Show each line of the data below that has the string "grid" in it.

==== Extracted records ====

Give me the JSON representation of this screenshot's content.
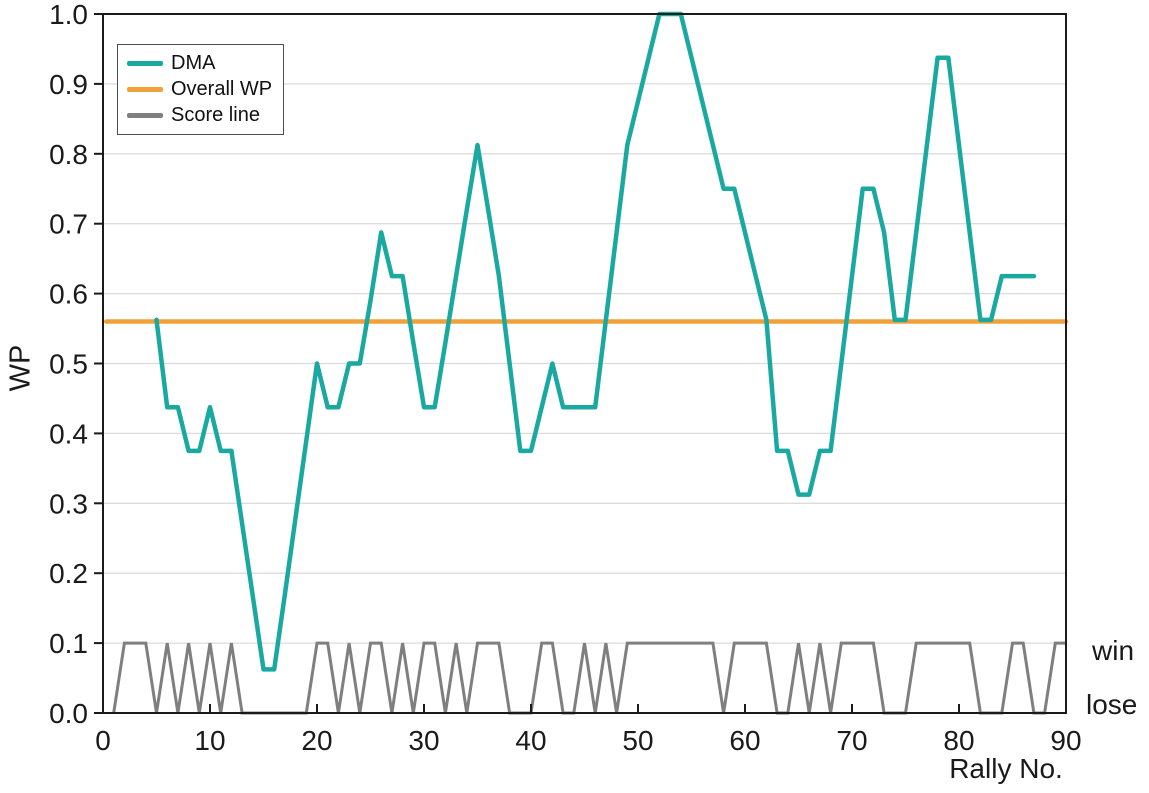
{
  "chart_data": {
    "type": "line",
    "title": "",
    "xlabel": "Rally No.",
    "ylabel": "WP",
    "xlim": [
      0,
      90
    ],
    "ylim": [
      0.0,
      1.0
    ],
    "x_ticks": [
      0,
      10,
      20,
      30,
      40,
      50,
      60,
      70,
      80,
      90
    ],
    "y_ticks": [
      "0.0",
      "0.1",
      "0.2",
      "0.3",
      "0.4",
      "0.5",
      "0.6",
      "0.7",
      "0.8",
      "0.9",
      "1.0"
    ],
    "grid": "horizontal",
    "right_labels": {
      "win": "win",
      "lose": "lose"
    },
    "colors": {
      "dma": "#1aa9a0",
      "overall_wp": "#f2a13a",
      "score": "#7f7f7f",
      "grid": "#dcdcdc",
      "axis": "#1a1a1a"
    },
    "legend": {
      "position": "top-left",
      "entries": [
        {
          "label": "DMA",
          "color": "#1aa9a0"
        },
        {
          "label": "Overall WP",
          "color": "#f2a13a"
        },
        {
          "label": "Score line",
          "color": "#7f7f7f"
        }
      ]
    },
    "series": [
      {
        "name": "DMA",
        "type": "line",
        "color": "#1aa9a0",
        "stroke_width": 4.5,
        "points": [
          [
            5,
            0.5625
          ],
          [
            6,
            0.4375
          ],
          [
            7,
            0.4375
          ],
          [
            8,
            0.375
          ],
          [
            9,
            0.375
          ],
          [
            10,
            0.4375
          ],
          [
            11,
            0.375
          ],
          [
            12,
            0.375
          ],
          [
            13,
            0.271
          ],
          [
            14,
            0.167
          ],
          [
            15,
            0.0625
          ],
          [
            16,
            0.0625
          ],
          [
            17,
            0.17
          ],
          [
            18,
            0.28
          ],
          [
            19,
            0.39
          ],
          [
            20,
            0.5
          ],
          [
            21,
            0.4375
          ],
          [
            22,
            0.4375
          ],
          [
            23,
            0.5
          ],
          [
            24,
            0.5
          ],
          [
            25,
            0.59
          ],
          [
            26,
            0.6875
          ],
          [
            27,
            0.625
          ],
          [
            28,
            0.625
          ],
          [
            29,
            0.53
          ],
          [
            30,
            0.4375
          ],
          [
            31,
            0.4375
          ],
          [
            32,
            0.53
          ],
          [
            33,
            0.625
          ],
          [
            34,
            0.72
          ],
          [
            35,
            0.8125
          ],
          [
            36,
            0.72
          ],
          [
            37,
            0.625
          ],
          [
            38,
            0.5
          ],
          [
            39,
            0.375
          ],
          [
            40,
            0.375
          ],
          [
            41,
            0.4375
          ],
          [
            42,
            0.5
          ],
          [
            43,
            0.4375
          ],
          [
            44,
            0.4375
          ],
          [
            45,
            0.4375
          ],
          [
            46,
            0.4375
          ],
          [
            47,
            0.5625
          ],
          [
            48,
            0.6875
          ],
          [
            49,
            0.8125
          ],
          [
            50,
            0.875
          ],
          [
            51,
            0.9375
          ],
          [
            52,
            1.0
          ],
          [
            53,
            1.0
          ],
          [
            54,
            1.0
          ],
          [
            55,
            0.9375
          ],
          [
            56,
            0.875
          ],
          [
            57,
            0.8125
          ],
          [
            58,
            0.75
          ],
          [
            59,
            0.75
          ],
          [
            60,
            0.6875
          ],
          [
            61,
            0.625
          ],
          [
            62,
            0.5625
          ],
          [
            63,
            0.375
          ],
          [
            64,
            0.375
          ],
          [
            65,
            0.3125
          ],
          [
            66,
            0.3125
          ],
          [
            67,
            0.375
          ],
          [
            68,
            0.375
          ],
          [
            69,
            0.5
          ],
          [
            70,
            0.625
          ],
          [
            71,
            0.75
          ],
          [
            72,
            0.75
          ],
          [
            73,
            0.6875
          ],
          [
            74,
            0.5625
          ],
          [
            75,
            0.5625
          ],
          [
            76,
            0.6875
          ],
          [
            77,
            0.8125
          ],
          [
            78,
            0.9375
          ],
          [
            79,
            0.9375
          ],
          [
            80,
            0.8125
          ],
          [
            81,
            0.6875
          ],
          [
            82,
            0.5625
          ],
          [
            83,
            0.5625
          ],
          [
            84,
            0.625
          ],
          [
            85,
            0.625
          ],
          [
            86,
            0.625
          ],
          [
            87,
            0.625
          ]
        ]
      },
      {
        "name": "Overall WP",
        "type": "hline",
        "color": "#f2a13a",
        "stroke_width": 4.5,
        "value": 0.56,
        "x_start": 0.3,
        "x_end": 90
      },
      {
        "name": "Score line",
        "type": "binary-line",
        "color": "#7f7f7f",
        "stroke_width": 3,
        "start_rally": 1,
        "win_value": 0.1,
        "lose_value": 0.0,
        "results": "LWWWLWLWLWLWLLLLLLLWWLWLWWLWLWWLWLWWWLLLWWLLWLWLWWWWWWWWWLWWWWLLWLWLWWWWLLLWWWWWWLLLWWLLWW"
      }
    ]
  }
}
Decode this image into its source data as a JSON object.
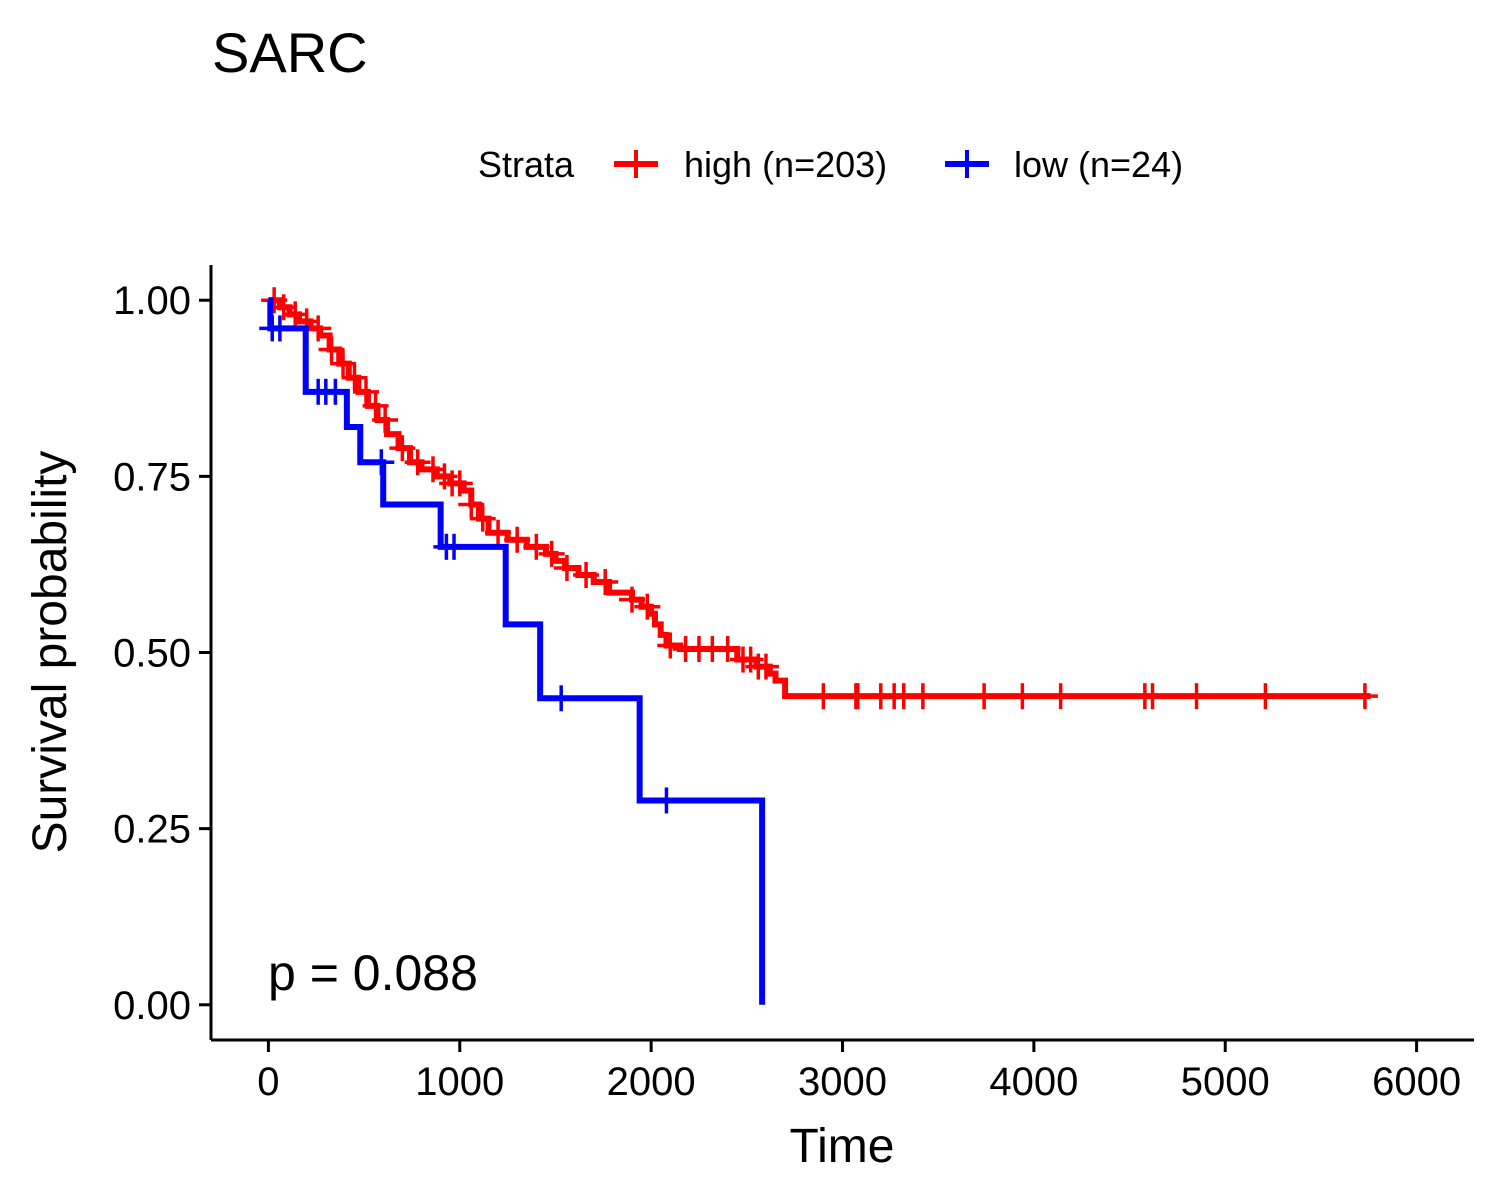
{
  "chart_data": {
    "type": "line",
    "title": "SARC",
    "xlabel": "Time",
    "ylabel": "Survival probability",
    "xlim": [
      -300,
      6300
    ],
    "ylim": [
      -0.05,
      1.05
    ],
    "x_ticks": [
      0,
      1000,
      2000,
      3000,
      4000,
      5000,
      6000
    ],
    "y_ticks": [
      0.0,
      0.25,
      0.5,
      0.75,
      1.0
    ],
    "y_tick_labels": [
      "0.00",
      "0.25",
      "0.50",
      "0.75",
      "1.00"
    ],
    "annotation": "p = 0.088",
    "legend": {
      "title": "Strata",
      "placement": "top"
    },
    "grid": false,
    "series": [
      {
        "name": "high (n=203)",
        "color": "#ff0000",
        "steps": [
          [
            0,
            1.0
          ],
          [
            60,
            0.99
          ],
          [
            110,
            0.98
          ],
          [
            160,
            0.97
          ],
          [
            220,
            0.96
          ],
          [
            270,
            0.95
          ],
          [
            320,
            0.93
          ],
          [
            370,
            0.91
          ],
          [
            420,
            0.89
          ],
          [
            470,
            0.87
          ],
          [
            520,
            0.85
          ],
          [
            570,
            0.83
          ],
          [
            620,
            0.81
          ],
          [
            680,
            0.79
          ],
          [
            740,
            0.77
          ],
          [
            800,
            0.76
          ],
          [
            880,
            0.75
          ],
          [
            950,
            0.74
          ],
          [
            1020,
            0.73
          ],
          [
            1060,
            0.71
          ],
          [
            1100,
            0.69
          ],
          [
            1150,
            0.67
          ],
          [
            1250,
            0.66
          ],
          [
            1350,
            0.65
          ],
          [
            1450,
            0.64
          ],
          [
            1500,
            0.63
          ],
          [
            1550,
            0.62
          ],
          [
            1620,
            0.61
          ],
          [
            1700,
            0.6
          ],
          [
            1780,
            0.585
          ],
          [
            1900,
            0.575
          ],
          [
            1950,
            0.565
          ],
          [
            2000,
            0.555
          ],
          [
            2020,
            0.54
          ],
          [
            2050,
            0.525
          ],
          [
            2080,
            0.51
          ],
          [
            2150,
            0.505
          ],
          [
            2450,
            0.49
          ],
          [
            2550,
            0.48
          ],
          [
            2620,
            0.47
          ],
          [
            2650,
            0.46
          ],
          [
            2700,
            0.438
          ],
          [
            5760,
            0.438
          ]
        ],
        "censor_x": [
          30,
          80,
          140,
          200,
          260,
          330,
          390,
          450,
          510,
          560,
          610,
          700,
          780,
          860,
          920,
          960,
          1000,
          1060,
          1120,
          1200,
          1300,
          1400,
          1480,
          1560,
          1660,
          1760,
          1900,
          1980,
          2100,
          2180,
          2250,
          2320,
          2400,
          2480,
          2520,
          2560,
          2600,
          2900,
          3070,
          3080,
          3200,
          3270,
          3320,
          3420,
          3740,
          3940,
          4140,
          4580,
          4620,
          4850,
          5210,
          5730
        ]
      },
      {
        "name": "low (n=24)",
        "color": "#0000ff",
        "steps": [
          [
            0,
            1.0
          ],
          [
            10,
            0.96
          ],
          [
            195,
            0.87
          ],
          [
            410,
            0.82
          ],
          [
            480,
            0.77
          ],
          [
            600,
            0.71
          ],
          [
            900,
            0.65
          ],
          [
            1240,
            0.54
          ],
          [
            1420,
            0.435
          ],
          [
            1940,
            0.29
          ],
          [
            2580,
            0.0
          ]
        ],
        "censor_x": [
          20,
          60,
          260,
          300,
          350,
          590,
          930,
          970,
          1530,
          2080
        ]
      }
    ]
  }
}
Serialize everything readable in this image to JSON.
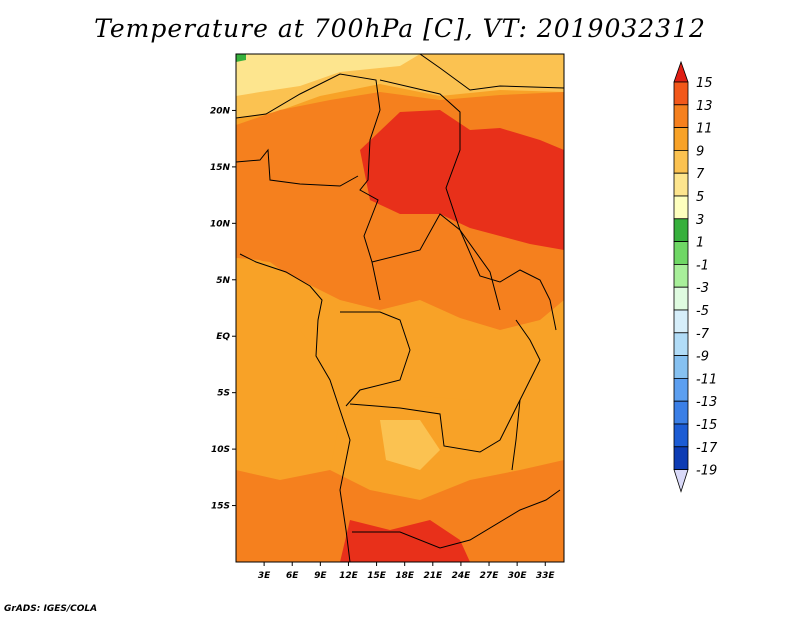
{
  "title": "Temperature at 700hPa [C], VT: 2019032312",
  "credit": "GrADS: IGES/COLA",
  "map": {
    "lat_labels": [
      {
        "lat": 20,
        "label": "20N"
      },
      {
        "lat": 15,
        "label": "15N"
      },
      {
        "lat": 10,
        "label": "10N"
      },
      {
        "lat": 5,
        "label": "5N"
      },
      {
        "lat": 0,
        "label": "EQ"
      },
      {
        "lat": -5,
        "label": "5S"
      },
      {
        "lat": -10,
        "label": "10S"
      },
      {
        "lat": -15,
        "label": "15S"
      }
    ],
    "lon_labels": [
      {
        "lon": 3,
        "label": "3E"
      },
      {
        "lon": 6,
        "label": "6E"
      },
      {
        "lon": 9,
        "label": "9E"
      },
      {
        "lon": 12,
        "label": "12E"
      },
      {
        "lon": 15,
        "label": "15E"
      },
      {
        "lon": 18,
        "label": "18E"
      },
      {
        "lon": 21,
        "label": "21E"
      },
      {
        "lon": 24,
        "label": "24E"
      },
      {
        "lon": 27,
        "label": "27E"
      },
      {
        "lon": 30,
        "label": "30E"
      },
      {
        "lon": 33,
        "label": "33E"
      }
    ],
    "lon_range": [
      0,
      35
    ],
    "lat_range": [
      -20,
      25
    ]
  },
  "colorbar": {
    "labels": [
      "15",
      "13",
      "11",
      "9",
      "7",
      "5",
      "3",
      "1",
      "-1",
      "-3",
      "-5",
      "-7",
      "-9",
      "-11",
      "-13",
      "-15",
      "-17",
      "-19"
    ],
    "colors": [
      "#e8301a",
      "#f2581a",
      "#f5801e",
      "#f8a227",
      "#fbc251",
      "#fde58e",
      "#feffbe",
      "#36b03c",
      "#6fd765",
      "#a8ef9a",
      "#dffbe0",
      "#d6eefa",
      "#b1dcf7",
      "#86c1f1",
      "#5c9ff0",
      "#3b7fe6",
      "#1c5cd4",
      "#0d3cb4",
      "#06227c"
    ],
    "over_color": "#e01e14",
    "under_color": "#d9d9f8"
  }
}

====

● **Final result**:
    "grid": "horizontal",
      "grid": "#dcdcdc",
    "grid": false,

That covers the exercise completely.